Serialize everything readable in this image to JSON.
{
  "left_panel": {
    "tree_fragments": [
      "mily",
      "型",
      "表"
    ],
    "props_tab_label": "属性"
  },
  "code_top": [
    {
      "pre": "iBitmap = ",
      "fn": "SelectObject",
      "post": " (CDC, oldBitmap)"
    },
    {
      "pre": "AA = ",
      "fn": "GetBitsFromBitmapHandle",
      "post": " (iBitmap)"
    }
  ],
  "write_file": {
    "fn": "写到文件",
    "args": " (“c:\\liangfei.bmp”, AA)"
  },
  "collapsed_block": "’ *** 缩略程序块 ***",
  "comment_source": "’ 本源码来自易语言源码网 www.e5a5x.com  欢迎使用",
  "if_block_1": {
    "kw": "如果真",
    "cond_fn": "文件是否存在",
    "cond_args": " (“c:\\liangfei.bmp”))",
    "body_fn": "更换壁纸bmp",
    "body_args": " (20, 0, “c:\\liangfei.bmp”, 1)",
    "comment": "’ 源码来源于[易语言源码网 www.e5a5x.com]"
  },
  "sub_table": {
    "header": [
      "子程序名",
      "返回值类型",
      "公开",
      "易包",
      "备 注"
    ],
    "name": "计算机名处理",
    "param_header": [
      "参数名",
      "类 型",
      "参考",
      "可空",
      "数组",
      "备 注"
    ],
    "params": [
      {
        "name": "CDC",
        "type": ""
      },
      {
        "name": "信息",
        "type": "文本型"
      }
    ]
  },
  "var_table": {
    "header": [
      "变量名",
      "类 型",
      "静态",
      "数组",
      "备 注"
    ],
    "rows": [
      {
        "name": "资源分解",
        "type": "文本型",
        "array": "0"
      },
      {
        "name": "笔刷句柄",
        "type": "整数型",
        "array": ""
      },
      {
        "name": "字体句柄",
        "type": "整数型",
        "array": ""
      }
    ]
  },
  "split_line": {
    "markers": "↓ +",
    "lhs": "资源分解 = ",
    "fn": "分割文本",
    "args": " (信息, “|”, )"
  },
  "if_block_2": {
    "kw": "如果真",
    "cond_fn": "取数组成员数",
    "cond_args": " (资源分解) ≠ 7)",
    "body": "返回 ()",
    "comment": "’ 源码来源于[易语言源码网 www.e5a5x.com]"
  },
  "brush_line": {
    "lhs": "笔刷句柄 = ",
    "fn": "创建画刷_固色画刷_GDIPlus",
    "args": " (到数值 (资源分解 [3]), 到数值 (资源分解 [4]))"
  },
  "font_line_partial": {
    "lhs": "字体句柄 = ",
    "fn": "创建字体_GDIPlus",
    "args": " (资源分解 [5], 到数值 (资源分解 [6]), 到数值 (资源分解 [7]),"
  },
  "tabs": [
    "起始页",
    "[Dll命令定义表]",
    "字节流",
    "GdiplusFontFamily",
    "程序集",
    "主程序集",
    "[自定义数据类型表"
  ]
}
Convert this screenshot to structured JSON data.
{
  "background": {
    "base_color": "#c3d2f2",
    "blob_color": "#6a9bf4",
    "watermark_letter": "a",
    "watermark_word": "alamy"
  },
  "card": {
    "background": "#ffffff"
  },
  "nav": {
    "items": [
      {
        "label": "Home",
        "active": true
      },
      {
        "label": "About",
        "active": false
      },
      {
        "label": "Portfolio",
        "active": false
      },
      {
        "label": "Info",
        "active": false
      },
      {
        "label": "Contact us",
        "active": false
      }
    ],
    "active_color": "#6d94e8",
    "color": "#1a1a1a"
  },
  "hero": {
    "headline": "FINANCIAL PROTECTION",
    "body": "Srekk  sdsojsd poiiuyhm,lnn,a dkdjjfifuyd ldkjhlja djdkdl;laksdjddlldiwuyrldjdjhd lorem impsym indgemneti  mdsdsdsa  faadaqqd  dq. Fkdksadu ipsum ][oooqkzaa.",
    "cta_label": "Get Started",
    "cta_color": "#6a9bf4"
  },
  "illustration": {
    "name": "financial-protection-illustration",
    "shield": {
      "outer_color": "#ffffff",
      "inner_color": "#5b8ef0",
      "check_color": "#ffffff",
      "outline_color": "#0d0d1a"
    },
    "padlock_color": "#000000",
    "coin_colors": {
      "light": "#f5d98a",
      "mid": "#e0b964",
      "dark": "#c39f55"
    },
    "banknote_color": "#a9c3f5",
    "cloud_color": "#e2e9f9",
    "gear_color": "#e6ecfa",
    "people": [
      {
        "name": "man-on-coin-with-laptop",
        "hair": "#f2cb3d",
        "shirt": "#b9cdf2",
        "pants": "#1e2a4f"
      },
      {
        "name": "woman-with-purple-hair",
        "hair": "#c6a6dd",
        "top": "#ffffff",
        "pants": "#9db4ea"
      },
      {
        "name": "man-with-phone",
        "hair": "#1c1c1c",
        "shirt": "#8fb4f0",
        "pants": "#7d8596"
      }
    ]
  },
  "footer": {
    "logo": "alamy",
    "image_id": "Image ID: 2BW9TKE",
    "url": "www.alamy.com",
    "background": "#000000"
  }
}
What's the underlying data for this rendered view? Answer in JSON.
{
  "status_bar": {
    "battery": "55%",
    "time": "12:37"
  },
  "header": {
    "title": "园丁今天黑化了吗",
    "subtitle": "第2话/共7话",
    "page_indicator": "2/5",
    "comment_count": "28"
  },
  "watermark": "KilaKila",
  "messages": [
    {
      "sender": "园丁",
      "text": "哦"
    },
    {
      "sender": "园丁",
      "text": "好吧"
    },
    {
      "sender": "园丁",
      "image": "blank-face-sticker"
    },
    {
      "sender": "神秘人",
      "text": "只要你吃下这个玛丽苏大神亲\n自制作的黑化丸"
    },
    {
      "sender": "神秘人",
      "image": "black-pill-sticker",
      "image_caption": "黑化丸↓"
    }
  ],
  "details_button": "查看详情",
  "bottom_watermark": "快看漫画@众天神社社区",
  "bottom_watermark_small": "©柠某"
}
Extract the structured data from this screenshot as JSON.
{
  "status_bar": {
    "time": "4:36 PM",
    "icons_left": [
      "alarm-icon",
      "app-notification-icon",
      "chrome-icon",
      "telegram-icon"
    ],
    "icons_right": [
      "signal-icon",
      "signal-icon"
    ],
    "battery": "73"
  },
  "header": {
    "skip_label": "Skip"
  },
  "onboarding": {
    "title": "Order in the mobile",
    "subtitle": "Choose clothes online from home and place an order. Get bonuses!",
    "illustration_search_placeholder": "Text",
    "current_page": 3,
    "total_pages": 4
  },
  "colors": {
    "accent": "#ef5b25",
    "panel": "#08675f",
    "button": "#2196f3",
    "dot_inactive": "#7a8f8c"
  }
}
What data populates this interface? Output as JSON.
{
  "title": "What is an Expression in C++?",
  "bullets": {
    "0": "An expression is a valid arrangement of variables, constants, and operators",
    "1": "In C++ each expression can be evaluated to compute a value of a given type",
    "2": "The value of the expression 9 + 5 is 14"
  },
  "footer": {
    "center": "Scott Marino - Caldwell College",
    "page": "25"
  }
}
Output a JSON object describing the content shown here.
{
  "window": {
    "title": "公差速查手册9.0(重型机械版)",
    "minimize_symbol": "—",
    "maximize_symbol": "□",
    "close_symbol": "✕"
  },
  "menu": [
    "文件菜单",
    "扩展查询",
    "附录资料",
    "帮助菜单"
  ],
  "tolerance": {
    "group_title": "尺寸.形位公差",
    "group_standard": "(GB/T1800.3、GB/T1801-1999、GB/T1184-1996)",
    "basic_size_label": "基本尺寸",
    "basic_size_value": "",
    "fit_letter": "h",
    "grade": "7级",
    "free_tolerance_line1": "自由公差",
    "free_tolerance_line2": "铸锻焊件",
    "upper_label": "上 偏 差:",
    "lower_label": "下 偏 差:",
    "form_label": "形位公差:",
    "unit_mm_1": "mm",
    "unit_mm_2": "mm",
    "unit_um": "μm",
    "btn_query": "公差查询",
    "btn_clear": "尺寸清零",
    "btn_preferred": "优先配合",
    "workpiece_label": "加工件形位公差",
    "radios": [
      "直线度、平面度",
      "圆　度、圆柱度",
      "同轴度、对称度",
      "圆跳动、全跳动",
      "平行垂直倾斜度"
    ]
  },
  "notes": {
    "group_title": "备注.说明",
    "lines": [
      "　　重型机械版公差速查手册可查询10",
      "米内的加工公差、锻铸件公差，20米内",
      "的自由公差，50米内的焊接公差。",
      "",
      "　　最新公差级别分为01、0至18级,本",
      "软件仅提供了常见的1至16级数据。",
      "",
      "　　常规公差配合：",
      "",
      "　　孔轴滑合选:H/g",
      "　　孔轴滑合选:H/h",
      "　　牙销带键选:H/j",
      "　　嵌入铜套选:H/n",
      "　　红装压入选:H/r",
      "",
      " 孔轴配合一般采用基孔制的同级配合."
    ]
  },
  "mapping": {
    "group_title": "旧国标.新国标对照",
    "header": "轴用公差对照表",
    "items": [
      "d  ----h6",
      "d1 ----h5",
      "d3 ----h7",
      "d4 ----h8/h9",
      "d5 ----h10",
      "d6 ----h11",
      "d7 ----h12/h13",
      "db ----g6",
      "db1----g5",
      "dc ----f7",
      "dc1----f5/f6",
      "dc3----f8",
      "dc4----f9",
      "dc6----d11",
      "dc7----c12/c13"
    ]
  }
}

(Task instructions) Through the last line of the entries above, beginning at the line containing "Output a JSON", transcribe each line exactly, both ends included and nothing more.

(Response to this exercise)
Output a JSON object describing the content shown here.
{
  "window": {
    "title": "公差速查手册9.0(重型机械版)",
    "minimize_symbol": "—",
    "maximize_symbol": "□",
    "close_symbol": "✕"
  },
  "menu": [
    "文件菜单",
    "扩展查询",
    "附录资料",
    "帮助菜单"
  ],
  "tolerance": {
    "group_title": "尺寸.形位公差",
    "group_standard": "(GB/T1800.3、GB/T1801-1999、GB/T1184-1996)",
    "basic_size_label": "基本尺寸",
    "basic_size_value": "",
    "fit_letter": "h",
    "grade": "7级",
    "free_tolerance_line1": "自由公差",
    "free_tolerance_line2": "铸锻焊件",
    "upper_label": "上 偏 差:",
    "lower_label": "下 偏 差:",
    "form_label": "形位公差:",
    "unit_mm_1": "mm",
    "unit_mm_2": "mm",
    "unit_um": "μm",
    "btn_query": "公差查询",
    "btn_clear": "尺寸清零",
    "btn_preferred": "优先配合",
    "workpiece_label": "加工件形位公差",
    "radios": [
      "直线度、平面度",
      "圆　度、圆柱度",
      "同轴度、对称度",
      "圆跳动、全跳动",
      "平行垂直倾斜度"
    ]
  },
  "notes": {
    "group_title": "备注.说明",
    "lines": [
      "　　重型机械版公差速查手册可查询10",
      "米内的加工公差、锻铸件公差，20米内",
      "的自由公差，50米内的焊接公差。",
      "",
      "　　最新公差级别分为01、0至18级,本",
      "软件仅提供了常见的1至16级数据。",
      "",
      "　　常规公差配合：",
      "",
      "　　孔轴滑合选:H/g",
      "　　孔轴滑合选:H/h",
      "　　牙销带键选:H/j",
      "　　嵌入铜套选:H/n",
      "　　红装压入选:H/r",
      "",
      " 孔轴配合一般采用基孔制的同级配合."
    ]
  },
  "mapping": {
    "group_title": "旧国标.新国标对照",
    "header": "轴用公差对照表",
    "items": [
      "d  ----h6",
      "d1 ----h5",
      "d3 ----h7",
      "d4 ----h8/h9",
      "d5 ----h10",
      "d6 ----h11",
      "d7 ----h12/h13",
      "db ----g6",
      "db1----g5",
      "dc ----f7",
      "dc1----f5/f6",
      "dc3----f8",
      "dc4----f9",
      "dc6----d11",
      "dc7----c12/c13"
    ]
  }
}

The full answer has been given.